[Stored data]
"""

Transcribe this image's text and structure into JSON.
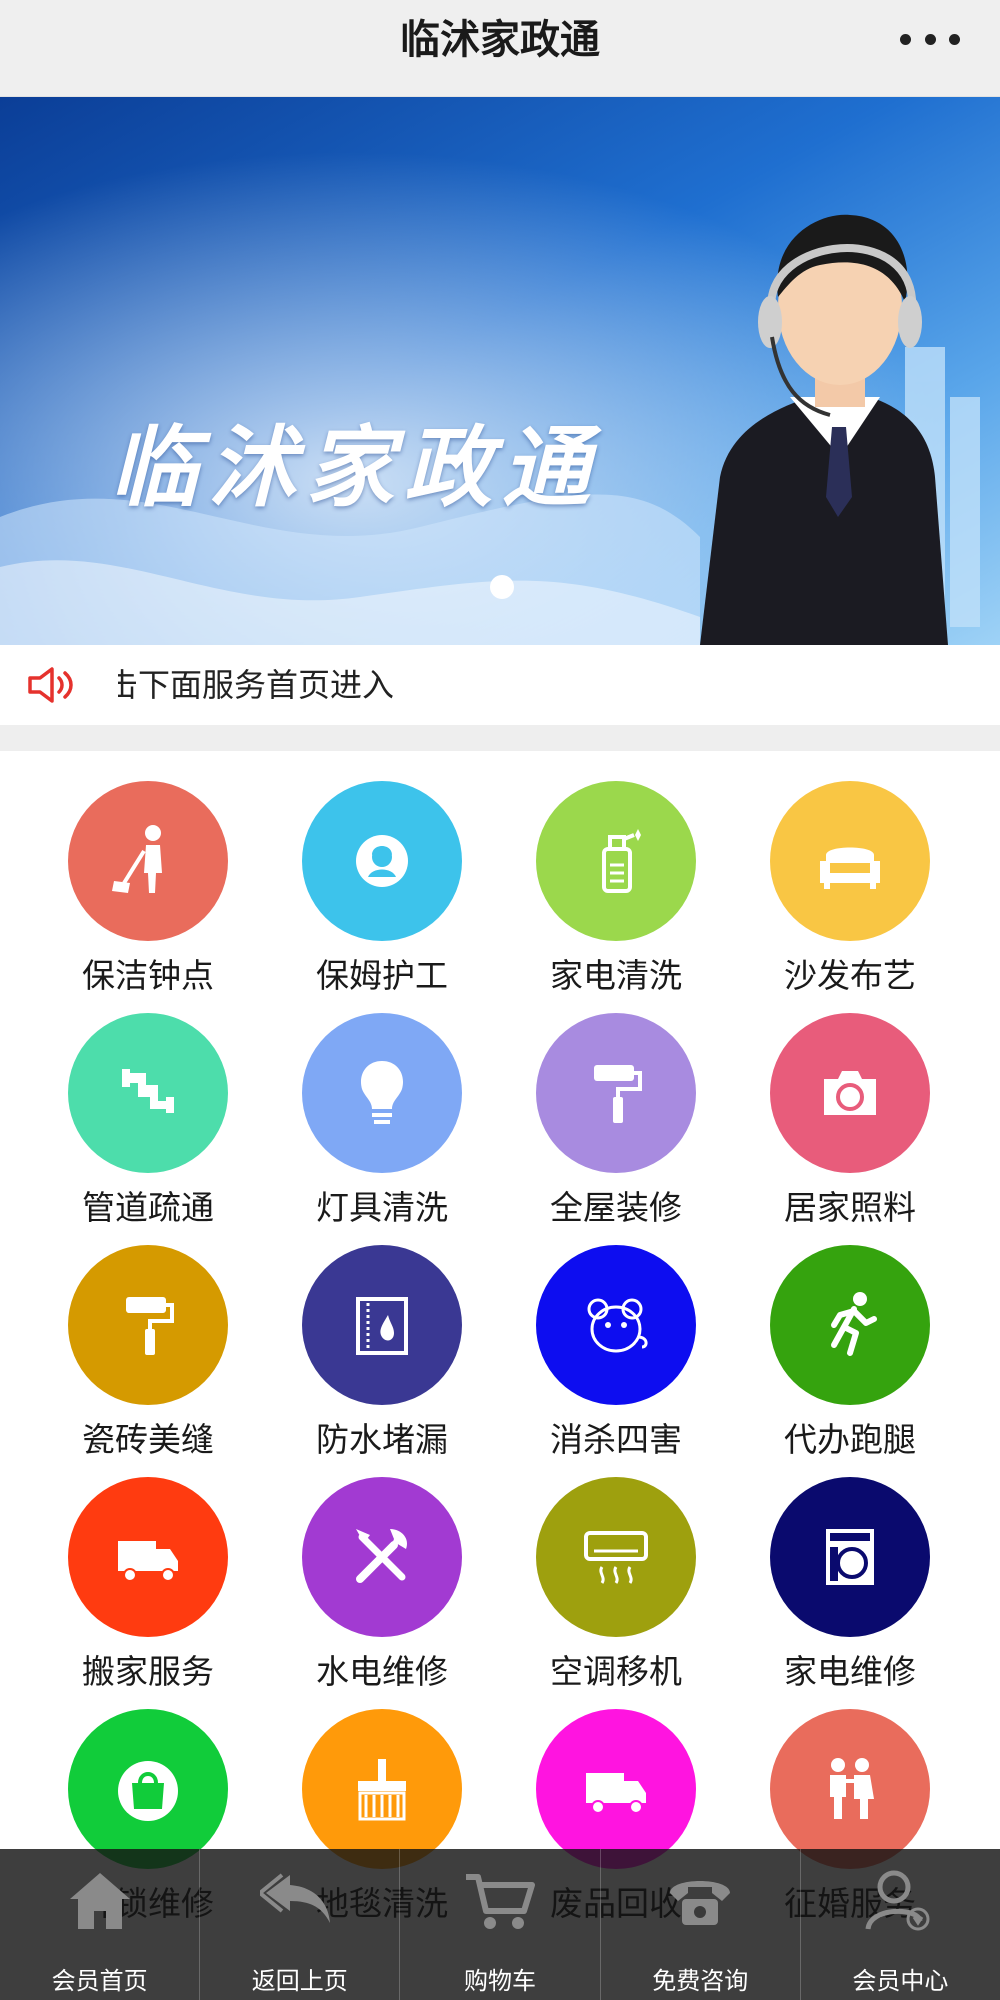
{
  "header": {
    "title": "临沭家政通",
    "more_icon": "more-dots-icon"
  },
  "banner": {
    "title": "临沭家政通",
    "slide_indicator": "carousel-dot"
  },
  "notice": {
    "icon": "speaker-icon",
    "text": "击下面服务首页进入"
  },
  "services": [
    {
      "label": "保洁钟点",
      "color": "#E96C5C",
      "icon": "cleaner-icon"
    },
    {
      "label": "保姆护工",
      "color": "#3DC3EB",
      "icon": "nanny-icon"
    },
    {
      "label": "家电清洗",
      "color": "#9BD84C",
      "icon": "spray-bottle-icon"
    },
    {
      "label": "沙发布艺",
      "color": "#F9C644",
      "icon": "sofa-icon"
    },
    {
      "label": "管道疏通",
      "color": "#4DDDAB",
      "icon": "pipe-icon"
    },
    {
      "label": "灯具清洗",
      "color": "#7FA8F5",
      "icon": "light-bulb-icon"
    },
    {
      "label": "全屋装修",
      "color": "#A88BE0",
      "icon": "paint-roller-icon"
    },
    {
      "label": "居家照料",
      "color": "#E85C7B",
      "icon": "camera-icon"
    },
    {
      "label": "瓷砖美缝",
      "color": "#D59A00",
      "icon": "paint-roller-icon"
    },
    {
      "label": "防水堵漏",
      "color": "#3A3893",
      "icon": "water-drop-icon"
    },
    {
      "label": "消杀四害",
      "color": "#0D0DF0",
      "icon": "mouse-icon"
    },
    {
      "label": "代办跑腿",
      "color": "#35A30E",
      "icon": "runner-icon"
    },
    {
      "label": "搬家服务",
      "color": "#FF3B10",
      "icon": "truck-icon"
    },
    {
      "label": "水电维修",
      "color": "#A23AD2",
      "icon": "tools-icon"
    },
    {
      "label": "空调移机",
      "color": "#9EA00E",
      "icon": "air-conditioner-icon"
    },
    {
      "label": "家电维修",
      "color": "#0A0A6E",
      "icon": "washing-machine-icon"
    },
    {
      "label": "开锁维修",
      "color": "#11CC3A",
      "icon": "bag-icon"
    },
    {
      "label": "地毯清洗",
      "color": "#FF9A0A",
      "icon": "broom-icon"
    },
    {
      "label": "废品回收",
      "color": "#FF14E0",
      "icon": "truck-icon"
    },
    {
      "label": "征婚服务",
      "color": "#E96C5C",
      "icon": "couple-icon"
    }
  ],
  "tabbar": [
    {
      "label": "会员首页",
      "icon": "home-icon"
    },
    {
      "label": "返回上页",
      "icon": "back-icon"
    },
    {
      "label": "购物车",
      "icon": "cart-icon"
    },
    {
      "label": "免费咨询",
      "icon": "phone-icon"
    },
    {
      "label": "会员中心",
      "icon": "user-icon"
    }
  ]
}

"""

Output the entries above exactly. Drop the pictures.

Transcribe this image's text and structure into JSON.
{
  "header": {
    "title": "临沭家政通",
    "more_icon": "more-dots-icon"
  },
  "banner": {
    "title": "临沭家政通",
    "slide_indicator": "carousel-dot"
  },
  "notice": {
    "icon": "speaker-icon",
    "text": "击下面服务首页进入"
  },
  "services": [
    {
      "label": "保洁钟点",
      "color": "#E96C5C",
      "icon": "cleaner-icon"
    },
    {
      "label": "保姆护工",
      "color": "#3DC3EB",
      "icon": "nanny-icon"
    },
    {
      "label": "家电清洗",
      "color": "#9BD84C",
      "icon": "spray-bottle-icon"
    },
    {
      "label": "沙发布艺",
      "color": "#F9C644",
      "icon": "sofa-icon"
    },
    {
      "label": "管道疏通",
      "color": "#4DDDAB",
      "icon": "pipe-icon"
    },
    {
      "label": "灯具清洗",
      "color": "#7FA8F5",
      "icon": "light-bulb-icon"
    },
    {
      "label": "全屋装修",
      "color": "#A88BE0",
      "icon": "paint-roller-icon"
    },
    {
      "label": "居家照料",
      "color": "#E85C7B",
      "icon": "camera-icon"
    },
    {
      "label": "瓷砖美缝",
      "color": "#D59A00",
      "icon": "paint-roller-icon"
    },
    {
      "label": "防水堵漏",
      "color": "#3A3893",
      "icon": "water-drop-icon"
    },
    {
      "label": "消杀四害",
      "color": "#0D0DF0",
      "icon": "mouse-icon"
    },
    {
      "label": "代办跑腿",
      "color": "#35A30E",
      "icon": "runner-icon"
    },
    {
      "label": "搬家服务",
      "color": "#FF3B10",
      "icon": "truck-icon"
    },
    {
      "label": "水电维修",
      "color": "#A23AD2",
      "icon": "tools-icon"
    },
    {
      "label": "空调移机",
      "color": "#9EA00E",
      "icon": "air-conditioner-icon"
    },
    {
      "label": "家电维修",
      "color": "#0A0A6E",
      "icon": "washing-machine-icon"
    },
    {
      "label": "开锁维修",
      "color": "#11CC3A",
      "icon": "bag-icon"
    },
    {
      "label": "地毯清洗",
      "color": "#FF9A0A",
      "icon": "broom-icon"
    },
    {
      "label": "废品回收",
      "color": "#FF14E0",
      "icon": "truck-icon"
    },
    {
      "label": "征婚服务",
      "color": "#E96C5C",
      "icon": "couple-icon"
    }
  ],
  "tabbar": [
    {
      "label": "会员首页",
      "icon": "home-icon"
    },
    {
      "label": "返回上页",
      "icon": "back-icon"
    },
    {
      "label": "购物车",
      "icon": "cart-icon"
    },
    {
      "label": "免费咨询",
      "icon": "phone-icon"
    },
    {
      "label": "会员中心",
      "icon": "user-icon"
    }
  ]
}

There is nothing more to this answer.